*WHAT YOU SHOULD DO*
Give an exact transcription of every line, dropping the images.

*RECORDS FOR THE TASK*
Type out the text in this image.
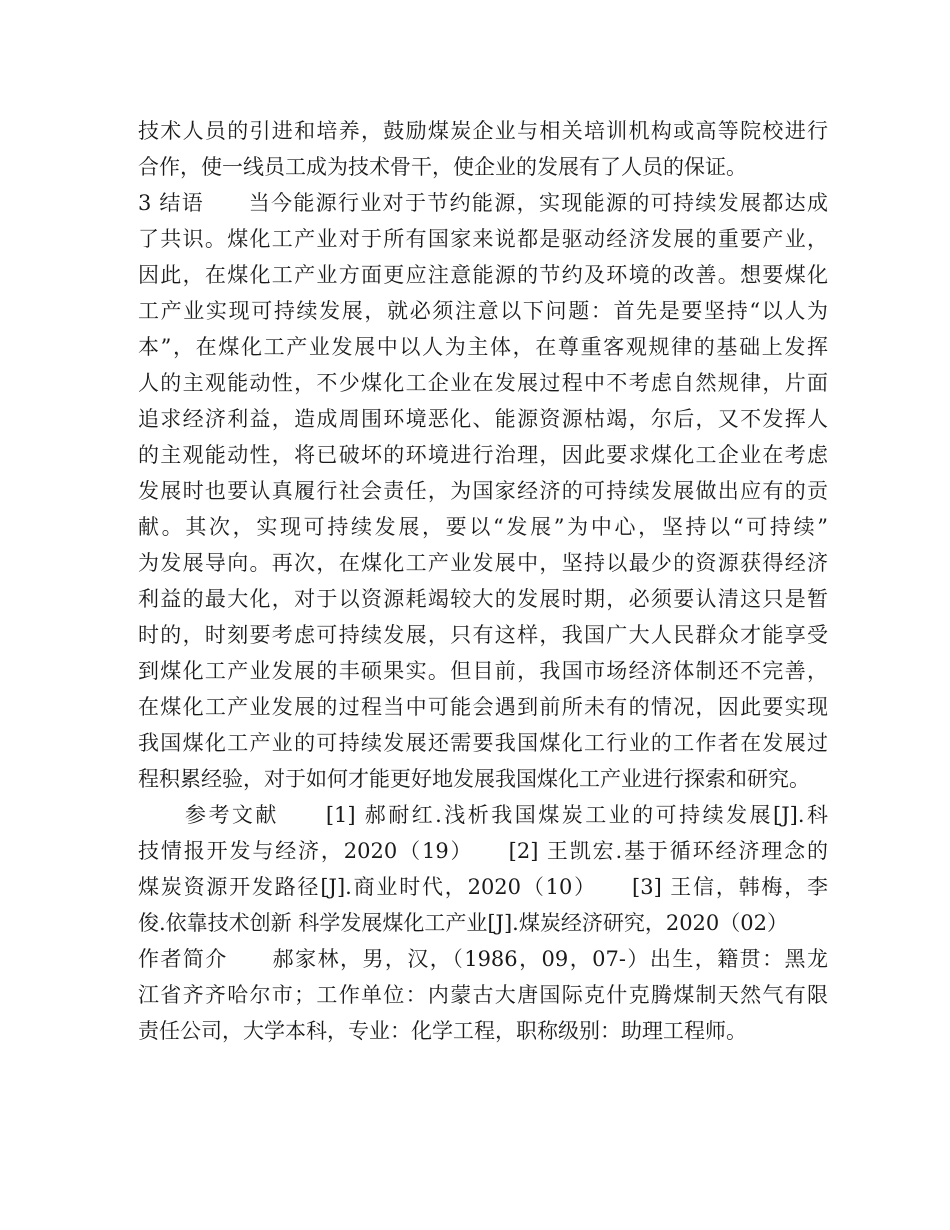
技术人员的引进和培养，鼓励煤炭企业与相关培训机构或高等院校进行
合作，使一线员工成为技术骨干，使企业的发展有了人员的保证。
3 结语　　当今能源行业对于节约能源，实现能源的可持续发展都达成
了共识。煤化工产业对于所有国家来说都是驱动经济发展的重要产业，
因此，在煤化工产业方面更应注意能源的节约及环境的改善。想要煤化
工产业实现可持续发展，就必须注意以下问题：首先是要坚持“以人为
本”，在煤化工产业发展中以人为主体，在尊重客观规律的基础上发挥
人的主观能动性，不少煤化工企业在发展过程中不考虑自然规律，片面
追求经济利益，造成周围环境恶化、能源资源枯竭，尔后，又不发挥人
的主观能动性，将已破坏的环境进行治理，因此要求煤化工企业在考虑
发展时也要认真履行社会责任，为国家经济的可持续发展做出应有的贡
献。其次，实现可持续发展，要以“发展”为中心，坚持以“可持续”
为发展导向。再次，在煤化工产业发展中，坚持以最少的资源获得经济
利益的最大化，对于以资源耗竭较大的发展时期，必须要认清这只是暂
时的，时刻要考虑可持续发展，只有这样，我国广大人民群众才能享受
到煤化工产业发展的丰硕果实。但目前，我国市场经济体制还不完善，
在煤化工产业发展的过程当中可能会遇到前所未有的情况，因此要实现
我国煤化工产业的可持续发展还需要我国煤化工行业的工作者在发展过
程积累经验，对于如何才能更好地发展我国煤化工产业进行探索和研究。
　　参考文献　　[1] 郝耐红.浅析我国煤炭工业的可持续发展[J].科
技情报开发与经济，2020（19）　　[2] 王凯宏.基于循环经济理念的
煤炭资源开发路径[J].商业时代，2020（10）　　[3] 王信，韩梅，李
俊.依靠技术创新 科学发展煤化工产业[J].煤炭经济研究，2020（02）
作者简介　　郝家林，男，汉，（1986，09，07-）出生，籍贯：黑龙
江省齐齐哈尔市；工作单位：内蒙古大唐国际克什克腾煤制天然气有限
责任公司，大学本科，专业：化学工程，职称级别：助理工程师。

*OUTPUT FOR THIS TASK*
Type out the text in this image.
技术人员的引进和培养，鼓励煤炭企业与相关培训机构或高等院校进行
合作，使一线员工成为技术骨干，使企业的发展有了人员的保证。
3 结语　　当今能源行业对于节约能源，实现能源的可持续发展都达成
了共识。煤化工产业对于所有国家来说都是驱动经济发展的重要产业，
因此，在煤化工产业方面更应注意能源的节约及环境的改善。想要煤化
工产业实现可持续发展，就必须注意以下问题：首先是要坚持“以人为
本”，在煤化工产业发展中以人为主体，在尊重客观规律的基础上发挥
人的主观能动性，不少煤化工企业在发展过程中不考虑自然规律，片面
追求经济利益，造成周围环境恶化、能源资源枯竭，尔后，又不发挥人
的主观能动性，将已破坏的环境进行治理，因此要求煤化工企业在考虑
发展时也要认真履行社会责任，为国家经济的可持续发展做出应有的贡
献。其次，实现可持续发展，要以“发展”为中心，坚持以“可持续”
为发展导向。再次，在煤化工产业发展中，坚持以最少的资源获得经济
利益的最大化，对于以资源耗竭较大的发展时期，必须要认清这只是暂
时的，时刻要考虑可持续发展，只有这样，我国广大人民群众才能享受
到煤化工产业发展的丰硕果实。但目前，我国市场经济体制还不完善，
在煤化工产业发展的过程当中可能会遇到前所未有的情况，因此要实现
我国煤化工产业的可持续发展还需要我国煤化工行业的工作者在发展过
程积累经验，对于如何才能更好地发展我国煤化工产业进行探索和研究。
　　参考文献　　[1] 郝耐红.浅析我国煤炭工业的可持续发展[J].科
技情报开发与经济，2020（19）　　[2] 王凯宏.基于循环经济理念的
煤炭资源开发路径[J].商业时代，2020（10）　　[3] 王信，韩梅，李
俊.依靠技术创新 科学发展煤化工产业[J].煤炭经济研究，2020（02）
作者简介　　郝家林，男，汉，（1986，09，07-）出生，籍贯：黑龙
江省齐齐哈尔市；工作单位：内蒙古大唐国际克什克腾煤制天然气有限
责任公司，大学本科，专业：化学工程，职称级别：助理工程师。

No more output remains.